PDA

Orijinalini görmek için tıklayınız : Metin Eloğlu Hayatı, Biyografisi ve Yaşamı Hakkındaki Yazılar


prensisa
02-21-2010, 23:51
METİN ELOĞLU

--------------------------------------------------------------------------------
YAŞAMI:

11 Mart 1927’de İstanbul'da doğdu. 1985’te yine İstanbul’da yaşamını yitirdi. Üsküdar Sultantepe Ortaokulu'nu bitirdi. 1945'te Güzel Sanatlar Akademisi Resim Bölümü’ne girdi. Seyfi Toroy, Bedri Rahmi Eyüboğlu ve Zeki Kocamemi'nin atölyelerinde çalıştı. 1946'da siyasal suçlamayla bir süre tutuklu kaldı. Akademiden kaydı silindi. 1947'te gittiği askerliği, aldığı cezalar nedeniyle 5 yılda tamamlayabildi. Dönüşte bir süre İstanbul Belediyesi'nin Park ve Bahçeler Müdürlüğü'ne bağlı bir dairesinde çalıştı. Bu işi bıraktı, yaşamını resimlerini satarak ve süsleme yaparak kazandı. "Sabah Şarkısı" ismindeki ilk şiiri "Mehmet Metin" imzasıyla İzmir'de "Kovan" dergisinde 1943'te yayınlandı. "Garip" akımı doğrultusundaki şiirlerinde kendisine özgü bir mizahla dikkat çekti. Daha sonra Varlık, Yaprak, Yenilik, Şiirler Yaprağı, Türk Dili Dergisi'ndeki şiirleriyle genç şairlerin önde gelen temsilcilerinden biri oldu. Şiirinde, toplumsal yaşamı, yeni ve yapay olmayan bir İstanbul argosuyla somutlaştıran bir dil örgüsü kullandı. Üçüncü şiir kitabı "Odun"dan sonra İkinci Yeni'ye yaklaştığı görüldü. Şiirlerinde imgeyi iyice ön plana çıkardı, sözcükleri düşüncenin egemenliğinden uzaklaştırmaya çalıştı. 1960'lardan sonra İkinci Yeni etkinliğini yitirirken yeni bir arayışa yöneldi. Kapalılığa ve soyuta çok yaklaşan aşırı deneylere girişti. Öyküler, denemeler de yazdı. Yazı ve şiirlerinde "Ali Haziranlı", "Etem Olgunil", "Nil Meteoğlu" gibi takma isimler kullandı.


--------------------------------------------------------------------------------

ESERLERİ

ŞİİR:
Düdüklü Tencere (1951, 1962)
Sultan Palamut (1957)
Odun (1959)
Horozdan Korkan Oğlan (1960)
Türkiye’nin Adresi (1965)
Ayşemayşe (1968)
Dizin (1971)
Yumuşak G (1975)
Bektaşi Dedikleri (Oğuz Tansel ile birlikte, 1977)
Rüzgar Ekmek (1978)
Hep (1982)
Ay Parçası (1983)
Önce Kadınlar (1984)
++++++++++++++++++++
> [Alıştırma amacı]: Metin Eloğlu'nun yaşamını anlatan okuma metnine göre, "Sabah Şarkısı" adlı ilk şiiri hangi dergide yayınlandı? Materyalin bu çalışmada hiçbir işlevi yoktur.
++++++++++++++++++++
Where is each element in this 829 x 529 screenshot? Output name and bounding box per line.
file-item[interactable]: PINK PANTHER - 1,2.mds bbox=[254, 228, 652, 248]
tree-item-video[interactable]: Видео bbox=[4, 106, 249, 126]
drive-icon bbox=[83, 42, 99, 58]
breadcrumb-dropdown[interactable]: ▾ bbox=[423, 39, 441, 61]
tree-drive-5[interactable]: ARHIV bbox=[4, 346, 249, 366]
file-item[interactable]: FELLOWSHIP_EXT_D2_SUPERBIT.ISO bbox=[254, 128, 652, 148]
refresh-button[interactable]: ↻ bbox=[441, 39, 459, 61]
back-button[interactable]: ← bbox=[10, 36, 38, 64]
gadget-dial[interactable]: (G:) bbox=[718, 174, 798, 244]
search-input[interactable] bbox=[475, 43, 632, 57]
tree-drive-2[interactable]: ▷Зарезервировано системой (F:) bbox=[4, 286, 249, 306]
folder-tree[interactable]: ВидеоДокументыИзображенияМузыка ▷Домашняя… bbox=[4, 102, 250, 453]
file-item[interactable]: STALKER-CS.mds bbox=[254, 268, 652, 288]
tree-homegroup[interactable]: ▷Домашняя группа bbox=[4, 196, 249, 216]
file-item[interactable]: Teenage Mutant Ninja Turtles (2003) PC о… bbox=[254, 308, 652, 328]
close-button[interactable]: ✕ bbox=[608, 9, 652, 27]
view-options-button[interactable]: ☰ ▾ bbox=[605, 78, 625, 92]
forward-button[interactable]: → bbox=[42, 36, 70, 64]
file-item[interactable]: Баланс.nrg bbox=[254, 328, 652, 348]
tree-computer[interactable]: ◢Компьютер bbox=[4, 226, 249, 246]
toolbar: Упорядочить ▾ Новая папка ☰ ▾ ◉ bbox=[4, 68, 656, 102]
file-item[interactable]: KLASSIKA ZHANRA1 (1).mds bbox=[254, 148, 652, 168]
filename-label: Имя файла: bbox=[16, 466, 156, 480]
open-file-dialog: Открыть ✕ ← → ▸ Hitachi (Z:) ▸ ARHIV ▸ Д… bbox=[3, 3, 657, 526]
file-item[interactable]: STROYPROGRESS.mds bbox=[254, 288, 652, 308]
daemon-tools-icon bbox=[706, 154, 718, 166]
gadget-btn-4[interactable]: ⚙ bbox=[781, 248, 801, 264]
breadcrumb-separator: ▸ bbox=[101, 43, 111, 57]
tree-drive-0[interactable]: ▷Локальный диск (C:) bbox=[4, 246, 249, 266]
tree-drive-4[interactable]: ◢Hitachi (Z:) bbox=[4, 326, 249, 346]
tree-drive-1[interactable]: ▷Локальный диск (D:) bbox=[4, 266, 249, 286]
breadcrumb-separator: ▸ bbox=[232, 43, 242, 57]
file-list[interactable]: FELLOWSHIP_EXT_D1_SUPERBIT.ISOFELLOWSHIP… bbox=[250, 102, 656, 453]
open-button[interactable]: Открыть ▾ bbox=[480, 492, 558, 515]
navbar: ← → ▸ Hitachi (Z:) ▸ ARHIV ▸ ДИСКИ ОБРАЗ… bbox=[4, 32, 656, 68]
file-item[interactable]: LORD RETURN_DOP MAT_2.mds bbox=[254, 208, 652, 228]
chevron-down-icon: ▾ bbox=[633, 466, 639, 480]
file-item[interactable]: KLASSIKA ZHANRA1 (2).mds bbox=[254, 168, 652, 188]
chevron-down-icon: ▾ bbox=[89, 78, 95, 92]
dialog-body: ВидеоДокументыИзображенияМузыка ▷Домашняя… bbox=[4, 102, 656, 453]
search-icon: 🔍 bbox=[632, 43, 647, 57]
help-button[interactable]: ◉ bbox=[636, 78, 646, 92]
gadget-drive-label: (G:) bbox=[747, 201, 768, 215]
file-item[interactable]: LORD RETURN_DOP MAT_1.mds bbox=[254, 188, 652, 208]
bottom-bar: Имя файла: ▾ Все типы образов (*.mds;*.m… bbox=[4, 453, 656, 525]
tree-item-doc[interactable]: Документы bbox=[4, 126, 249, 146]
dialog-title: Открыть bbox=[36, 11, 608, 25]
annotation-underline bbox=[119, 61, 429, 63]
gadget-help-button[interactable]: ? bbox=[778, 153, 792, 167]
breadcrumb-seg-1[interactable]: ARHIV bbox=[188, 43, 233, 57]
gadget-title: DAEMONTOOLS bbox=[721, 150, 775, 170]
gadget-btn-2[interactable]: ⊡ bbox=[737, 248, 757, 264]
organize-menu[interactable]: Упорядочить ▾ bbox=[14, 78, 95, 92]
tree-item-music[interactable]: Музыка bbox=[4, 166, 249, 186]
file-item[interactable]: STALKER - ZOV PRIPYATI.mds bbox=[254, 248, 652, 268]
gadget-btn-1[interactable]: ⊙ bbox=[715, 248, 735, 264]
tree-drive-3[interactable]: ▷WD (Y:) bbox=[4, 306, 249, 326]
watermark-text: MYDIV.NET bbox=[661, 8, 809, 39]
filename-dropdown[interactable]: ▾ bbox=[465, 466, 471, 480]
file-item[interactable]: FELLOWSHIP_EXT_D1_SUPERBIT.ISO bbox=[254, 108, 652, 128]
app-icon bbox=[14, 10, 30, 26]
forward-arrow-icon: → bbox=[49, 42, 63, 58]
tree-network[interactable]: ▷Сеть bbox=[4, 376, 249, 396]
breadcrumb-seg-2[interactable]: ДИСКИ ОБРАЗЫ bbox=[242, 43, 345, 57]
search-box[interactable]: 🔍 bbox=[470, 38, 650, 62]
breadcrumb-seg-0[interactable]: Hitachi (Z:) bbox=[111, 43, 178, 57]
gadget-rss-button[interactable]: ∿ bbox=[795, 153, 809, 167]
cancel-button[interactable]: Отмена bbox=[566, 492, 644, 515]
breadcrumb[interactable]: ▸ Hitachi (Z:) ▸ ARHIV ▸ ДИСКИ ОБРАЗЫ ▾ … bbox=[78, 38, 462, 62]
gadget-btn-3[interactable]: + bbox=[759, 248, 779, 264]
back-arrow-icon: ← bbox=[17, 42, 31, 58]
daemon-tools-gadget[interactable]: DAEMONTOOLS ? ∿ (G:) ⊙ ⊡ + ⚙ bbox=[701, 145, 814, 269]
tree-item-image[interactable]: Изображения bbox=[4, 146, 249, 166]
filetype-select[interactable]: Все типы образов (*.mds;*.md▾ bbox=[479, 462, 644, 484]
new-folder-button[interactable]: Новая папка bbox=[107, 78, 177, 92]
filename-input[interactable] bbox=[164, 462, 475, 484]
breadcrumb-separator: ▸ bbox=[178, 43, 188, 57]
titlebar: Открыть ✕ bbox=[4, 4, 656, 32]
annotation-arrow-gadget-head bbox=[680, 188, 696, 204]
++++++++++++++++++++
> [Tam çıktı]: "Kovan" dergisinde yayınlandı.